SHORT PROBLEM: Find all lines in the listing that include the word "Список", then copy them.

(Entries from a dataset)
::::

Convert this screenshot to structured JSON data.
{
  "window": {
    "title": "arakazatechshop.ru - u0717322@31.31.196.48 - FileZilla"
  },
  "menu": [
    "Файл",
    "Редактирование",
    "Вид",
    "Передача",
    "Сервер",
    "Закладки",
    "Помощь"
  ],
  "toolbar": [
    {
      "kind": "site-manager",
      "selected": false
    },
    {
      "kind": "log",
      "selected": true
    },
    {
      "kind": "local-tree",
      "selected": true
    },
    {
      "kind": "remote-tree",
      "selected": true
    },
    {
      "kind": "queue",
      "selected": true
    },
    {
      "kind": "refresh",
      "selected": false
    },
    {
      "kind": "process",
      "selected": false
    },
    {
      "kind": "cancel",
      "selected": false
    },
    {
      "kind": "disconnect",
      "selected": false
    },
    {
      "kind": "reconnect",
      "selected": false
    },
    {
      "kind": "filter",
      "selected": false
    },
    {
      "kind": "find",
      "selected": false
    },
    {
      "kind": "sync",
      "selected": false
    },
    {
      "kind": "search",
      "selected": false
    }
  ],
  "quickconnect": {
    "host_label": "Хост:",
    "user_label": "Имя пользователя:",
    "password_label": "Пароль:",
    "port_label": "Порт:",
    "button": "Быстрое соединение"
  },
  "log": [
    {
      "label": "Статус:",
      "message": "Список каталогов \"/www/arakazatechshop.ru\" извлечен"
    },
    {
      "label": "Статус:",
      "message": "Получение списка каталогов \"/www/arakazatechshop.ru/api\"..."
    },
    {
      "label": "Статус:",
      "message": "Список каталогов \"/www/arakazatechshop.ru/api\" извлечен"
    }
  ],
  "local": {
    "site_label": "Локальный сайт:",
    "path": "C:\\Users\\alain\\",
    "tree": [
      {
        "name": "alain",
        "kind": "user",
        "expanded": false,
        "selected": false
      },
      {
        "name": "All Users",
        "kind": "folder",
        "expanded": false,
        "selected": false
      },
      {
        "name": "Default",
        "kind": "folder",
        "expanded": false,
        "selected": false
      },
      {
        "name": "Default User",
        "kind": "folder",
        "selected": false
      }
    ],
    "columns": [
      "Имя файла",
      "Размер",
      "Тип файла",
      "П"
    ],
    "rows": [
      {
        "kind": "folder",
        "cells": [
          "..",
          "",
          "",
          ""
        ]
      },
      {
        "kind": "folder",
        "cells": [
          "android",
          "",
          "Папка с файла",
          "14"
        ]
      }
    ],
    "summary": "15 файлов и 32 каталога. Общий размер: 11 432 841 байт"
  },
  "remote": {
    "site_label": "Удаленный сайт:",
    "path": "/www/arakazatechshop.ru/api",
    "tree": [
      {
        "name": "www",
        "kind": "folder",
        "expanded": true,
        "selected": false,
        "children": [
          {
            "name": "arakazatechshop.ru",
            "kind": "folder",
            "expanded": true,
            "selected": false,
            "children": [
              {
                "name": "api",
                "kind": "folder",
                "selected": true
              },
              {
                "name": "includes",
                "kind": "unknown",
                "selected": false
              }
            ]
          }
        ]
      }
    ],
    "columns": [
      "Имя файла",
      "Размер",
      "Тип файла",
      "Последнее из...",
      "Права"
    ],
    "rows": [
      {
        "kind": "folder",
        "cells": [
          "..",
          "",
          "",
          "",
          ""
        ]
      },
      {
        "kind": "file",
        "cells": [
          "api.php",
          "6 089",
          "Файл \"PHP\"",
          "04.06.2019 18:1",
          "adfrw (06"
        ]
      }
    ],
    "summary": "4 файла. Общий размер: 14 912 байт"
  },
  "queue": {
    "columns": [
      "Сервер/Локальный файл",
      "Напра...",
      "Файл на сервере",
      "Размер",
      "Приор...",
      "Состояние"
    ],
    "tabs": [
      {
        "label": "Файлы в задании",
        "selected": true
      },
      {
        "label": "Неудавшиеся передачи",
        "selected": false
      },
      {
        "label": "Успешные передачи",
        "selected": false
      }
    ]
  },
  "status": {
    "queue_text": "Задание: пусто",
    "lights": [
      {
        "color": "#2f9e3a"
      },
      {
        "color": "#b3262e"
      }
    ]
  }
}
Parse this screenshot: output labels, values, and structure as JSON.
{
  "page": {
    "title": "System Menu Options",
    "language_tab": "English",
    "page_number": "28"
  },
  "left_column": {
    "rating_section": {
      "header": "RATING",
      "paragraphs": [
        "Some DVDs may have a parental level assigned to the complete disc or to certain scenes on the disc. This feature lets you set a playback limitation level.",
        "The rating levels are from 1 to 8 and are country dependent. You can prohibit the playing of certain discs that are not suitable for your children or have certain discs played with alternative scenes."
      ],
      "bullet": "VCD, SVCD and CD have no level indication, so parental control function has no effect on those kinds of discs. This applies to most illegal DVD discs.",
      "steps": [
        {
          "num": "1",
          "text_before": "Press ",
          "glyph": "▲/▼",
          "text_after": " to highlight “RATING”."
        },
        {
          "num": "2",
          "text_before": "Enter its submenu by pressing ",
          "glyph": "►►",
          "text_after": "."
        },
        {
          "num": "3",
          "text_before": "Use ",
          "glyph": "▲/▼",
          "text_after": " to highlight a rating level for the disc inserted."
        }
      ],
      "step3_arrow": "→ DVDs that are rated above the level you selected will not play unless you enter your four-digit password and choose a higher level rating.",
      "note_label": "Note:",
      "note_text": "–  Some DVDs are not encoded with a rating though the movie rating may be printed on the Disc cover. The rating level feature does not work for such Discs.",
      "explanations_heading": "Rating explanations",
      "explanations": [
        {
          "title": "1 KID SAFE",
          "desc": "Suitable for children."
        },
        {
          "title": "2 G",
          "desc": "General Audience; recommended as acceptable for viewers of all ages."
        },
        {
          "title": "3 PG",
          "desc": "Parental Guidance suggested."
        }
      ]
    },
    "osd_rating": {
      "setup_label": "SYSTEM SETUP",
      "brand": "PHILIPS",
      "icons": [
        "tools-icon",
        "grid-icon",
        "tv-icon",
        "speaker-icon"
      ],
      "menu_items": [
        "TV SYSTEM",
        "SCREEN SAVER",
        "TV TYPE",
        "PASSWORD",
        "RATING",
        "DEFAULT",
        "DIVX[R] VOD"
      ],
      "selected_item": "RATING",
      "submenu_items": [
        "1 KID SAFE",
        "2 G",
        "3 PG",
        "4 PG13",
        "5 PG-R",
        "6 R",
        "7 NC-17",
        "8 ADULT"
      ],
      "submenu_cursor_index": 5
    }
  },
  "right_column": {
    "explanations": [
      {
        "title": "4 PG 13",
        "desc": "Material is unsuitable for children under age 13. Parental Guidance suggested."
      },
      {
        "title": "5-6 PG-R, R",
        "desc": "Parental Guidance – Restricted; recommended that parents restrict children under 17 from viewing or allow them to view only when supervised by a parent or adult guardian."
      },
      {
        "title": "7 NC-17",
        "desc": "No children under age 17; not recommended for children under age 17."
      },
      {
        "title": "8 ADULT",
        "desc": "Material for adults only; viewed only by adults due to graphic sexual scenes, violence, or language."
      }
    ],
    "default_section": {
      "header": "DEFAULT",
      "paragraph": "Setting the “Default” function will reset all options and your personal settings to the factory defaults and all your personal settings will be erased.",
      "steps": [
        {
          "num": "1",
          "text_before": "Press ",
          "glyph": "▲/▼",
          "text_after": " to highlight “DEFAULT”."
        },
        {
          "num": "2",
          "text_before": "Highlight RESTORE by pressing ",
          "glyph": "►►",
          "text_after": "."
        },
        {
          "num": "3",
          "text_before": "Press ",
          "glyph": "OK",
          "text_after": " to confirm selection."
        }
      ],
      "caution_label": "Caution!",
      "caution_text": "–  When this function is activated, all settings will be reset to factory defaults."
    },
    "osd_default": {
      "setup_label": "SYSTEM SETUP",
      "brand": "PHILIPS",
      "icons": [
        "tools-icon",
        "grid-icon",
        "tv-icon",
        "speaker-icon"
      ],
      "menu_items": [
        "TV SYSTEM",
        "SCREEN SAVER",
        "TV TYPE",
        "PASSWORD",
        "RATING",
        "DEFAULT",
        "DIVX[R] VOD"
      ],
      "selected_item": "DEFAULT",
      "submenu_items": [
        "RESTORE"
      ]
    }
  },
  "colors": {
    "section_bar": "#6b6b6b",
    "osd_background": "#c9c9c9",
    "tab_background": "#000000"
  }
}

::::

RESPONSE:
      "message": "Список каталогов \"/www/arakazatechshop.ru\" извлечен"
      "message": "Список каталогов \"/www/arakazatechshop.ru/api\" извлечен"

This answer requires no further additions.